- **YOUR GOAL**
Locate and copy each line in the data that contains the word "screenshot".

####

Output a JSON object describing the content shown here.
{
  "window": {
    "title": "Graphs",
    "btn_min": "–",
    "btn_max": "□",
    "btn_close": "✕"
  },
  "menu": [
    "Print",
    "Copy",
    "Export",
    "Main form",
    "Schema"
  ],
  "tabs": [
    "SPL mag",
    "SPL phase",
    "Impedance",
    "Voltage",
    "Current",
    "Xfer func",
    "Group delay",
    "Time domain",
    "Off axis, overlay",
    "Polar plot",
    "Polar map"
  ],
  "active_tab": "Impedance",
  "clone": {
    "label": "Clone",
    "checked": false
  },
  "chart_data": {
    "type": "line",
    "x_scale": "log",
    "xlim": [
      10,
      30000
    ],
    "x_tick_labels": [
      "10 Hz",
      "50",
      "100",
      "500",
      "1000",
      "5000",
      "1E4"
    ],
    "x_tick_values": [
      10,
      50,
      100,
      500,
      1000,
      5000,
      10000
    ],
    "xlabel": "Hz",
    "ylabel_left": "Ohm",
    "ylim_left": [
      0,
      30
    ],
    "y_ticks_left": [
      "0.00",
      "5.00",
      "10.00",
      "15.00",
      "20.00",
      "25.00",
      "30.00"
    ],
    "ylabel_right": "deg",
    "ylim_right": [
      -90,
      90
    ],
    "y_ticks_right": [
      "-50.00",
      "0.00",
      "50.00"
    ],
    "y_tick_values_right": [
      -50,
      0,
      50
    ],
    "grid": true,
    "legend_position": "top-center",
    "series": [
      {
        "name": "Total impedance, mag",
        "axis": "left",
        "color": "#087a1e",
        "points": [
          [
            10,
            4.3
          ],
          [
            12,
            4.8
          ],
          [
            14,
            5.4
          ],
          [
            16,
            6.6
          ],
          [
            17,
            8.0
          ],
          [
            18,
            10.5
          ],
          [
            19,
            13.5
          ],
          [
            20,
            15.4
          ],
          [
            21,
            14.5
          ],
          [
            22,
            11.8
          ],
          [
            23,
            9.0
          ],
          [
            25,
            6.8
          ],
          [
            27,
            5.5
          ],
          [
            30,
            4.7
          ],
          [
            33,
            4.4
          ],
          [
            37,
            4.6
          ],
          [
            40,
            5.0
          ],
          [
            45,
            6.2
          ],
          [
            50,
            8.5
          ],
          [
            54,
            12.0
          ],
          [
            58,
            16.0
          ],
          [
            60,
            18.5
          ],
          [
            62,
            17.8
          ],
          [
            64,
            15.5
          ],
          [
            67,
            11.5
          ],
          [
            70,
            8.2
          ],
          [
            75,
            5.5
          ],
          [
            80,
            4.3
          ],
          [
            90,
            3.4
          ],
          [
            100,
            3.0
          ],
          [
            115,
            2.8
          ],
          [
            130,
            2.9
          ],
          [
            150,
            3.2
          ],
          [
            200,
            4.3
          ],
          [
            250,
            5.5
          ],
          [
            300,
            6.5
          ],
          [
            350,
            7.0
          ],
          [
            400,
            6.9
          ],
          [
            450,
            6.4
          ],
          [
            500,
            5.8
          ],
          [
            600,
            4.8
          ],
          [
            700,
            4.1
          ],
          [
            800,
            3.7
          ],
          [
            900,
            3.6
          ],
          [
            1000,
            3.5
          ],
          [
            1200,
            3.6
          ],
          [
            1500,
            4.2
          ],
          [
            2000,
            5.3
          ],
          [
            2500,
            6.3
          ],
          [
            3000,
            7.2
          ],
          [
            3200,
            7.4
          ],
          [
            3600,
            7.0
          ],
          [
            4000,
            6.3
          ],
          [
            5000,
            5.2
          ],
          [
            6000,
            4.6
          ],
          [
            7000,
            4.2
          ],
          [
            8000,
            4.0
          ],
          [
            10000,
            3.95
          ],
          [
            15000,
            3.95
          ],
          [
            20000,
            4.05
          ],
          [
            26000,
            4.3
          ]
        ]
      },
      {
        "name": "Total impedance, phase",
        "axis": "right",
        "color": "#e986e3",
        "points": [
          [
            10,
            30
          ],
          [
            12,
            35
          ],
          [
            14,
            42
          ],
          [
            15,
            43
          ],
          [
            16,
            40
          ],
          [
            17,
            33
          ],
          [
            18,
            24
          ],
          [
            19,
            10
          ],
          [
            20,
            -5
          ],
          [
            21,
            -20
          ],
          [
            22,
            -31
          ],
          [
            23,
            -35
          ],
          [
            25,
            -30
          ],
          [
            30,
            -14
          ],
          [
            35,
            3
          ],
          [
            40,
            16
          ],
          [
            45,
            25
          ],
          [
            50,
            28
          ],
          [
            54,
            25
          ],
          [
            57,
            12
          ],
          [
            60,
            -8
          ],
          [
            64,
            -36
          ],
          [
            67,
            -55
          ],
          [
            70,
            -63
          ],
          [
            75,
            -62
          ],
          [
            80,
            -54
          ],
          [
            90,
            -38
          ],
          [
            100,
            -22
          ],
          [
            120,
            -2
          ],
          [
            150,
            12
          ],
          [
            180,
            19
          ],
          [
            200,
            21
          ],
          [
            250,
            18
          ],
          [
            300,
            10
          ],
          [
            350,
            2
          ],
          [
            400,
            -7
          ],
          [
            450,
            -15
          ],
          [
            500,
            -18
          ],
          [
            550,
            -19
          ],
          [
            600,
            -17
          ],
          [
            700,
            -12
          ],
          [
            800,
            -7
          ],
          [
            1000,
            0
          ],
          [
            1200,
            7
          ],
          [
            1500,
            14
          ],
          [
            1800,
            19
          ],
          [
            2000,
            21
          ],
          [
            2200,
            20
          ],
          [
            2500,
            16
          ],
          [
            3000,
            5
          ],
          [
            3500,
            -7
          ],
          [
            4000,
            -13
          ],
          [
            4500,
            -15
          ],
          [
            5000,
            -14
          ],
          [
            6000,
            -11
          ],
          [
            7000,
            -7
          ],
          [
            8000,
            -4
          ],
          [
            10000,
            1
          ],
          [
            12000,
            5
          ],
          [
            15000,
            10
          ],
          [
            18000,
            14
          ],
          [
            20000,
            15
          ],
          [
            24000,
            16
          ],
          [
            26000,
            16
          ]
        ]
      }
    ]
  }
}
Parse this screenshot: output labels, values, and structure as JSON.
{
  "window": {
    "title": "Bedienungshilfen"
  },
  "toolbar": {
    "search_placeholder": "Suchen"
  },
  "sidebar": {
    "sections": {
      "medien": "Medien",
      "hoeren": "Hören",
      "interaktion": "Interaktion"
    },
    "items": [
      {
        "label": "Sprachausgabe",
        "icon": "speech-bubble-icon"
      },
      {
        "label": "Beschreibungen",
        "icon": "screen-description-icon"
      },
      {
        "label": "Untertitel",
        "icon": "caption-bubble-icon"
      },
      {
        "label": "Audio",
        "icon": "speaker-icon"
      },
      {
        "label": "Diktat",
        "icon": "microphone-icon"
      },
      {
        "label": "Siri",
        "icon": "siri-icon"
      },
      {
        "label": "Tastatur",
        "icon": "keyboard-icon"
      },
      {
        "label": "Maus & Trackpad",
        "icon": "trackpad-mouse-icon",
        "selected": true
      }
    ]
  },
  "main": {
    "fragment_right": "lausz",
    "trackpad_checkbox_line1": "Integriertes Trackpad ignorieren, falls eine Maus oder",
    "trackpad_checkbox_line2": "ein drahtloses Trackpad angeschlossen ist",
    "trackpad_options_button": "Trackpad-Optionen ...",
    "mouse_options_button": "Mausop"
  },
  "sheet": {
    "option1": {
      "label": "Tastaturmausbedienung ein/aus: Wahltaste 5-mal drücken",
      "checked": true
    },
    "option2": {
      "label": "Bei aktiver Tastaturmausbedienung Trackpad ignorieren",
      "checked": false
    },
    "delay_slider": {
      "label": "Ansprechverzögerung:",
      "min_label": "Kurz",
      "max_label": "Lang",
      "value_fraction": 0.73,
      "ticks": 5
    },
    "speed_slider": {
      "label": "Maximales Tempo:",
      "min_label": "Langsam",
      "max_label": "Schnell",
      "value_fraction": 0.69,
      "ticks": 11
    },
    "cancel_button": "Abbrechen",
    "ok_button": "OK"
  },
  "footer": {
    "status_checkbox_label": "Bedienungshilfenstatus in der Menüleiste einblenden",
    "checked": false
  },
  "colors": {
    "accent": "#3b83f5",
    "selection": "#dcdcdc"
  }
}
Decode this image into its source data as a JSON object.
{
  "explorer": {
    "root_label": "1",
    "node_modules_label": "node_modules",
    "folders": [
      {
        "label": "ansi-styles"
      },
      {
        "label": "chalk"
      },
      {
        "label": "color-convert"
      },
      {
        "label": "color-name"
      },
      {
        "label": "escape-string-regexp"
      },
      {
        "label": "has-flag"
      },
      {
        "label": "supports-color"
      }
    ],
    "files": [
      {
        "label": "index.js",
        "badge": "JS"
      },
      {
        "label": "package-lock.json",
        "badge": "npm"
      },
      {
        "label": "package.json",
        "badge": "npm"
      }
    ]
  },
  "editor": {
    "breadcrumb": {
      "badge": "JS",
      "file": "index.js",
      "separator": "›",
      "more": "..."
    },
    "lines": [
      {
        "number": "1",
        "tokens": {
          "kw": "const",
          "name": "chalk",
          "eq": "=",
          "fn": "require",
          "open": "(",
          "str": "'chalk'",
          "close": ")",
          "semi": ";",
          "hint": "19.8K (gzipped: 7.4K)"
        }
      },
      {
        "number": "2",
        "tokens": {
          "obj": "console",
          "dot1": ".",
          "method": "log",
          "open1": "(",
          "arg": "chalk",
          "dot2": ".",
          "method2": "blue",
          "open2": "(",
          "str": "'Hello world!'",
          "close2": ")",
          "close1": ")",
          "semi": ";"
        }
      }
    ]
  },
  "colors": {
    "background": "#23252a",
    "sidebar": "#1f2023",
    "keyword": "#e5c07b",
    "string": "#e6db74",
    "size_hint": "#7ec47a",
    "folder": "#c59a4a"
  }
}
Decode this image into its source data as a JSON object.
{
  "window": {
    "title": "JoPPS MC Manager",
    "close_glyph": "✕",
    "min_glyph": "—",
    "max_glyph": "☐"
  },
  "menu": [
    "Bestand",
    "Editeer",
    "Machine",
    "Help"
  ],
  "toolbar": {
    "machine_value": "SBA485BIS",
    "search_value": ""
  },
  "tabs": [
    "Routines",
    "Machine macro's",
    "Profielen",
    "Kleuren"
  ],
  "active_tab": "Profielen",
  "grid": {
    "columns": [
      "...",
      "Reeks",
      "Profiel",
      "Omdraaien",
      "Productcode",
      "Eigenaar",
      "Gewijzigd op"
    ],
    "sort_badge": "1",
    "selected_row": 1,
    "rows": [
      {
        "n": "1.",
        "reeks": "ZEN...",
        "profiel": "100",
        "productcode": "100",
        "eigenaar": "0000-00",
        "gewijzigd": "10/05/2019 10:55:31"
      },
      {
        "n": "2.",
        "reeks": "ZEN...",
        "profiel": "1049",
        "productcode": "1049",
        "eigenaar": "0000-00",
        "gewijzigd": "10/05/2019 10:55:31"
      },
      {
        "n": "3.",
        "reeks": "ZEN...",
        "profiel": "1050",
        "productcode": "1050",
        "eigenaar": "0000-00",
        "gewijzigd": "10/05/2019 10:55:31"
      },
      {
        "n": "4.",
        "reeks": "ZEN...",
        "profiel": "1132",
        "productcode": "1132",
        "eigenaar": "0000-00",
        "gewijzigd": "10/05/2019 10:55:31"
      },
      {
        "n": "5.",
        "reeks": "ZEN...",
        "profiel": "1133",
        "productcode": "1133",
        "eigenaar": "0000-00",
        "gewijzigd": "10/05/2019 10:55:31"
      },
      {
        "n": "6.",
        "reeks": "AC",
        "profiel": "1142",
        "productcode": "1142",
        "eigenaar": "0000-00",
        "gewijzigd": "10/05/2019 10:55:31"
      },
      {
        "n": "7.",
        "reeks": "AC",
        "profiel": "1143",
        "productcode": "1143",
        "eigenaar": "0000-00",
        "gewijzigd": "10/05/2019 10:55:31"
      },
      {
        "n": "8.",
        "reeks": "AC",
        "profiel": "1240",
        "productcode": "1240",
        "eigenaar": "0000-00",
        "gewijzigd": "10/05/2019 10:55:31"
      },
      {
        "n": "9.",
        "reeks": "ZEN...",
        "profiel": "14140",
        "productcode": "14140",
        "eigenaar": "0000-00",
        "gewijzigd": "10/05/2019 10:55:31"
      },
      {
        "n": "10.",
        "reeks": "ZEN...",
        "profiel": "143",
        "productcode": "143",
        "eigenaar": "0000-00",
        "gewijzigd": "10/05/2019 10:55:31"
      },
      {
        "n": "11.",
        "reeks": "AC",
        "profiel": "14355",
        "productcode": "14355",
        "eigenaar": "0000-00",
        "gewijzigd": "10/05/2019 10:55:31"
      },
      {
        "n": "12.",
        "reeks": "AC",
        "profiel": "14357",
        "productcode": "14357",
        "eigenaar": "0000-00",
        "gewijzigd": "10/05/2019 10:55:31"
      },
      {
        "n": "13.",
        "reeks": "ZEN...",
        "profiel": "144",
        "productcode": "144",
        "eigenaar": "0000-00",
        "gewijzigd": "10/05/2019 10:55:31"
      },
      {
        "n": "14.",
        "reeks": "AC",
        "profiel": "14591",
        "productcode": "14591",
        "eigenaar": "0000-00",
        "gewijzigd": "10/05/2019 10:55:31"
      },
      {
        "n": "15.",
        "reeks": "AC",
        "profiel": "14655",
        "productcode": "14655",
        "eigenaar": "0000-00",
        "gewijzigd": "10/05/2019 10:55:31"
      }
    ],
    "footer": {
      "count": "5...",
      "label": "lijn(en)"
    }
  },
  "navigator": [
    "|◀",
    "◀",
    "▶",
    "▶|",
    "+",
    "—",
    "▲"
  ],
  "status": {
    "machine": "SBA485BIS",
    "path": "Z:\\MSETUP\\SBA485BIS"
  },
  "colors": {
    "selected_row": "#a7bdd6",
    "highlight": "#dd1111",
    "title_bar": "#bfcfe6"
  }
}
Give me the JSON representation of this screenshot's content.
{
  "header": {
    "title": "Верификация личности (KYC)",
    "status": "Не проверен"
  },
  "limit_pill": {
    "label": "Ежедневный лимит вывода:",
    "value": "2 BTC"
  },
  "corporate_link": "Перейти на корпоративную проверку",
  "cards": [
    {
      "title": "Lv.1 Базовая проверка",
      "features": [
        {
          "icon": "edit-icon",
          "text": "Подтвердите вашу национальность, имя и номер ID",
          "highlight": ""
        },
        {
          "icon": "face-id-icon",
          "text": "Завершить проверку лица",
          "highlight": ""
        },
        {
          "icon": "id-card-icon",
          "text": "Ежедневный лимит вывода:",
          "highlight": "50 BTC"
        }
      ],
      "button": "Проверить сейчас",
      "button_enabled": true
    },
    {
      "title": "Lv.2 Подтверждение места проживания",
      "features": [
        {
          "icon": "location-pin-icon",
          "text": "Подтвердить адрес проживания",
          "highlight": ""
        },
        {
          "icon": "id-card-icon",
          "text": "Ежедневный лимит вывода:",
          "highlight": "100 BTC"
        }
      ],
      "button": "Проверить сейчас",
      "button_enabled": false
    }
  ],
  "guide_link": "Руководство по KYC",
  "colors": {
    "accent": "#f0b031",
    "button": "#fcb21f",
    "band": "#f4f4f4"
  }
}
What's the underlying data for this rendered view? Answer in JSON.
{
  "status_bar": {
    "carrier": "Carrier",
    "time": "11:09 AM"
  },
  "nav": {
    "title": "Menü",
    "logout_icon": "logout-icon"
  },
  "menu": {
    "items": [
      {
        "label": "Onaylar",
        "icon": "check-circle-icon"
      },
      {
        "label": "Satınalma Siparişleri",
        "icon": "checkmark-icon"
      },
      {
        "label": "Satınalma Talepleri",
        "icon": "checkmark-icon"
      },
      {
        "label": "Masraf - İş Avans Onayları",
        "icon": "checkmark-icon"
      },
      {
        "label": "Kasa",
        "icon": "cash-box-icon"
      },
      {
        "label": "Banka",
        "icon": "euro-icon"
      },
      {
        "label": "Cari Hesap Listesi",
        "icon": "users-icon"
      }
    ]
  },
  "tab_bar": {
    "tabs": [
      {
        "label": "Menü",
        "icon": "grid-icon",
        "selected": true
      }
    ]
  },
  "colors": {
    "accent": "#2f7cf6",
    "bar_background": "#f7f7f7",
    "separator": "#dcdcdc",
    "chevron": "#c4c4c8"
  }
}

####

- **FINISHED EXERCISE**
Parse this screenshot: output labels, values, and structure as JSON.
Give me the JSON representation of this screenshot's content.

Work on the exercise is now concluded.